## begin
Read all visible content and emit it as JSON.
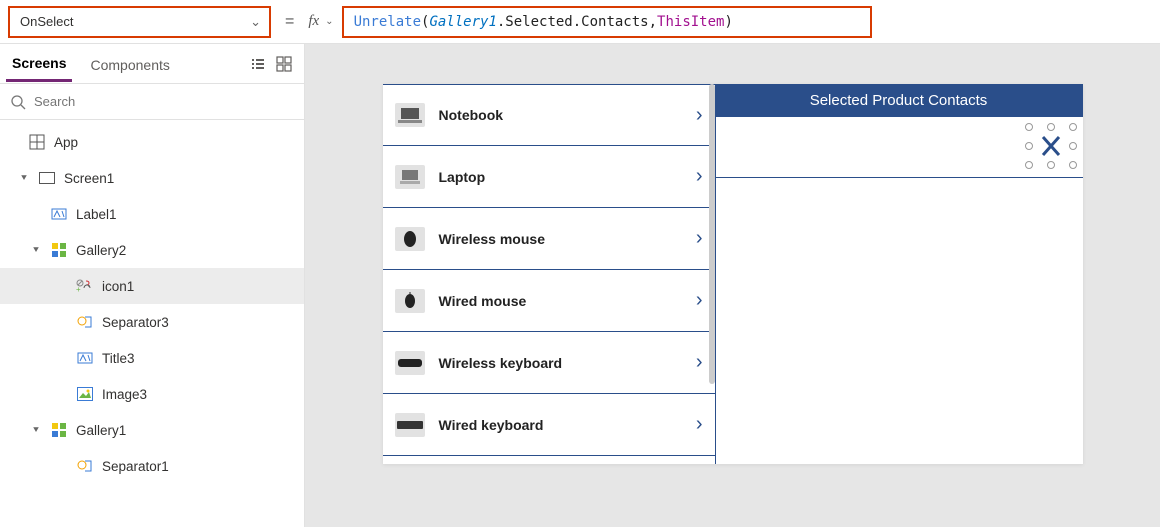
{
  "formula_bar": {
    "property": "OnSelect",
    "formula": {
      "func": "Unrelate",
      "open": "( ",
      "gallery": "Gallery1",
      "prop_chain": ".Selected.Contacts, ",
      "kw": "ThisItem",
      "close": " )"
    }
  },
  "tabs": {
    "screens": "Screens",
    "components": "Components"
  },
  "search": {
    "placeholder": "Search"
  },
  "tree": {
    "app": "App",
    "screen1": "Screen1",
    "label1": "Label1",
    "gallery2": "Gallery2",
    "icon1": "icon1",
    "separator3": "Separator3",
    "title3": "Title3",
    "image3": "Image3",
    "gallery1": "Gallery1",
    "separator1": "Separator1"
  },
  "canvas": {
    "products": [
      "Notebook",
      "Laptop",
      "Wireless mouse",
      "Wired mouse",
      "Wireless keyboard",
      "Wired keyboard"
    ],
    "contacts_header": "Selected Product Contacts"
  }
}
## end
REQUIREMENTS: Pictures are to be left out; the records above must be repeated word for word.

FULL RESPONSE:
Read all visible content and emit it as JSON.
{
  "formula_bar": {
    "property": "OnSelect",
    "formula": {
      "func": "Unrelate",
      "open": "( ",
      "gallery": "Gallery1",
      "prop_chain": ".Selected.Contacts, ",
      "kw": "ThisItem",
      "close": " )"
    }
  },
  "tabs": {
    "screens": "Screens",
    "components": "Components"
  },
  "search": {
    "placeholder": "Search"
  },
  "tree": {
    "app": "App",
    "screen1": "Screen1",
    "label1": "Label1",
    "gallery2": "Gallery2",
    "icon1": "icon1",
    "separator3": "Separator3",
    "title3": "Title3",
    "image3": "Image3",
    "gallery1": "Gallery1",
    "separator1": "Separator1"
  },
  "canvas": {
    "products": [
      "Notebook",
      "Laptop",
      "Wireless mouse",
      "Wired mouse",
      "Wireless keyboard",
      "Wired keyboard"
    ],
    "contacts_header": "Selected Product Contacts"
  }
}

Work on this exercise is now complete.